** Start of Records shown **

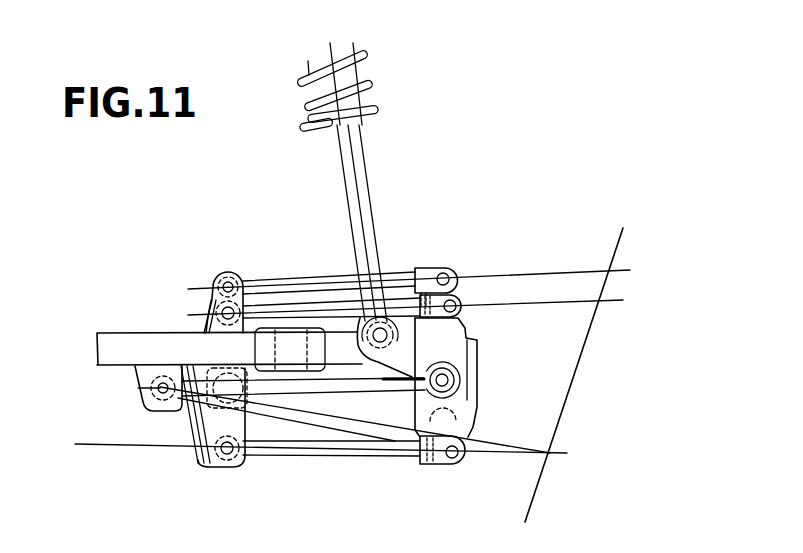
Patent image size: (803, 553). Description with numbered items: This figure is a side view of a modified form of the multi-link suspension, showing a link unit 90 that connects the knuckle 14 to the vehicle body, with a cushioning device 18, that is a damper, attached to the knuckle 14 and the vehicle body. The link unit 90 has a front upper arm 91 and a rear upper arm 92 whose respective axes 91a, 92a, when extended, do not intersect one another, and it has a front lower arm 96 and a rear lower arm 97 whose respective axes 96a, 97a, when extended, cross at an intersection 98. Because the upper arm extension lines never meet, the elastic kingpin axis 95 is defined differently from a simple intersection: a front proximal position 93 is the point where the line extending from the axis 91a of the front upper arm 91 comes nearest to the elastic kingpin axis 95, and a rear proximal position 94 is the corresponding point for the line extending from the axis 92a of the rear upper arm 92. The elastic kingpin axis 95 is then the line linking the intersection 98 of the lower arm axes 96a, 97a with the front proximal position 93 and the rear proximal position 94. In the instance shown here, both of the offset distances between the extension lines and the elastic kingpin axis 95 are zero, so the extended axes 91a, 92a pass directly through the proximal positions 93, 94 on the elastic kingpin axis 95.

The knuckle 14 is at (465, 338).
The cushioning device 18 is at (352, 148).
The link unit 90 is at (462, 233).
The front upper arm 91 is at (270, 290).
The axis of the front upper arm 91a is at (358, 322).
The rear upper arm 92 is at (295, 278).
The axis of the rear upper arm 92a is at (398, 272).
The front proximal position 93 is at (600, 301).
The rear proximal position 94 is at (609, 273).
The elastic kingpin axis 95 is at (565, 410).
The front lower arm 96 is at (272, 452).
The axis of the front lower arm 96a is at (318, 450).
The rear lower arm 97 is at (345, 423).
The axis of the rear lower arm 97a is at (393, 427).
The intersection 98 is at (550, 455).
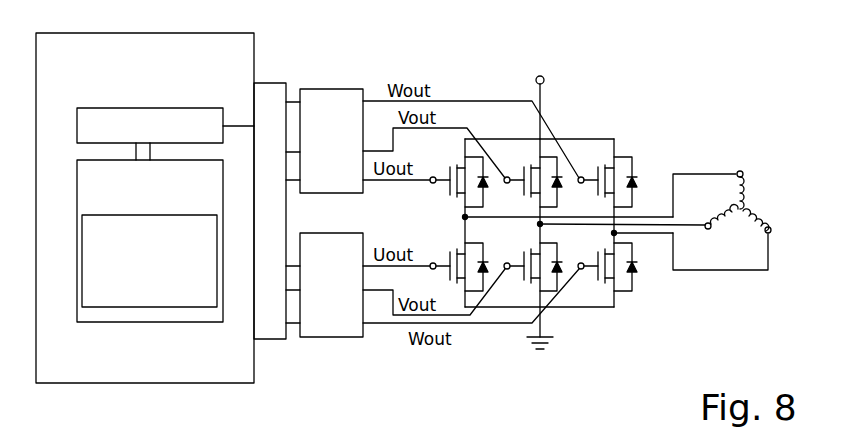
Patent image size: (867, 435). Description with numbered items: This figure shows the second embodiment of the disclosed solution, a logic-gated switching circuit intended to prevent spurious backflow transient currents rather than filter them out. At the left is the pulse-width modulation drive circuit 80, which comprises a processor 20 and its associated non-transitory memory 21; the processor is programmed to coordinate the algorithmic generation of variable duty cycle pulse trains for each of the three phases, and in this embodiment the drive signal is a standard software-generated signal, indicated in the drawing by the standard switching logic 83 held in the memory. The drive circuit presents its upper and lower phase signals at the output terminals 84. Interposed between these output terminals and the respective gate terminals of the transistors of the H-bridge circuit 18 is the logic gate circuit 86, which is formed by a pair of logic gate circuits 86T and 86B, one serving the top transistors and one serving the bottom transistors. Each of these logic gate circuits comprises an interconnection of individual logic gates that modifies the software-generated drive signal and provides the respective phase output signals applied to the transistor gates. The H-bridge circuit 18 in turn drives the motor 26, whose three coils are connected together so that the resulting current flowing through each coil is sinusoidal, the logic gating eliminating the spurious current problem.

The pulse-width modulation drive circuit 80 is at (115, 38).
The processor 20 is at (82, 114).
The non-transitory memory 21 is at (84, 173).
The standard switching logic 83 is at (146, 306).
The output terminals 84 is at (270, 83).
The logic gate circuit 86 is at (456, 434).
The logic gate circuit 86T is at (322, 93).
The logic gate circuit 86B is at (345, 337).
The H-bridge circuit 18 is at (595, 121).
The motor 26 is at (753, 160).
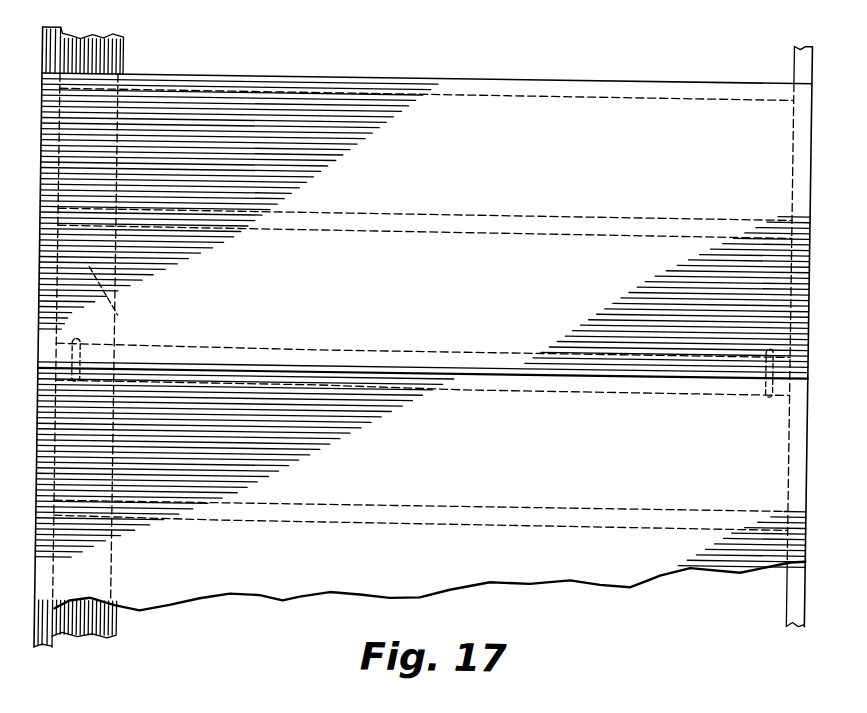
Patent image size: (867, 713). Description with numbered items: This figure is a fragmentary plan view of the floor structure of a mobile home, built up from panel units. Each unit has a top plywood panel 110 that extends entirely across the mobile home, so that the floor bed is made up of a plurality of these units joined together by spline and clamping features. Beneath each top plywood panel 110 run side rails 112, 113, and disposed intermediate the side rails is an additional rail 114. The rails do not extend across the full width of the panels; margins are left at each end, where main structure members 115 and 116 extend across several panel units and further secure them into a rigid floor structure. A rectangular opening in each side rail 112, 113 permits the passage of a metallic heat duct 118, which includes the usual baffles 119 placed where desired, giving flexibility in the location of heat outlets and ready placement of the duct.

** End of Records shown **

_Problem details_
Could you retype the data from the line with "Patent image size: (867, 435)." up to and including the line with "The motor 26 is at (753, 160)."?

_Output for this exercise_
Patent image size: (867, 435). Description with numbered items: This figure shows the second embodiment of the disclosed solution, a logic-gated switching circuit intended to prevent spurious backflow transient currents rather than filter them out. At the left is the pulse-width modulation drive circuit 80, which comprises a processor 20 and its associated non-transitory memory 21; the processor is programmed to coordinate the algorithmic generation of variable duty cycle pulse trains for each of the three phases, and in this embodiment the drive signal is a standard software-generated signal, indicated in the drawing by the standard switching logic 83 held in the memory. The drive circuit presents its upper and lower phase signals at the output terminals 84. Interposed between these output terminals and the respective gate terminals of the transistors of the H-bridge circuit 18 is the logic gate circuit 86, which is formed by a pair of logic gate circuits 86T and 86B, one serving the top transistors and one serving the bottom transistors. Each of these logic gate circuits comprises an interconnection of individual logic gates that modifies the software-generated drive signal and provides the respective phase output signals applied to the transistor gates. The H-bridge circuit 18 in turn drives the motor 26, whose three coils are connected together so that the resulting current flowing through each coil is sinusoidal, the logic gating eliminating the spurious current problem.

The pulse-width modulation drive circuit 80 is at (115, 38).
The processor 20 is at (82, 114).
The non-transitory memory 21 is at (84, 173).
The standard switching logic 83 is at (146, 306).
The output terminals 84 is at (270, 83).
The logic gate circuit 86 is at (456, 434).
The logic gate circuit 86T is at (322, 93).
The logic gate circuit 86B is at (345, 337).
The H-bridge circuit 18 is at (595, 121).
The motor 26 is at (753, 160).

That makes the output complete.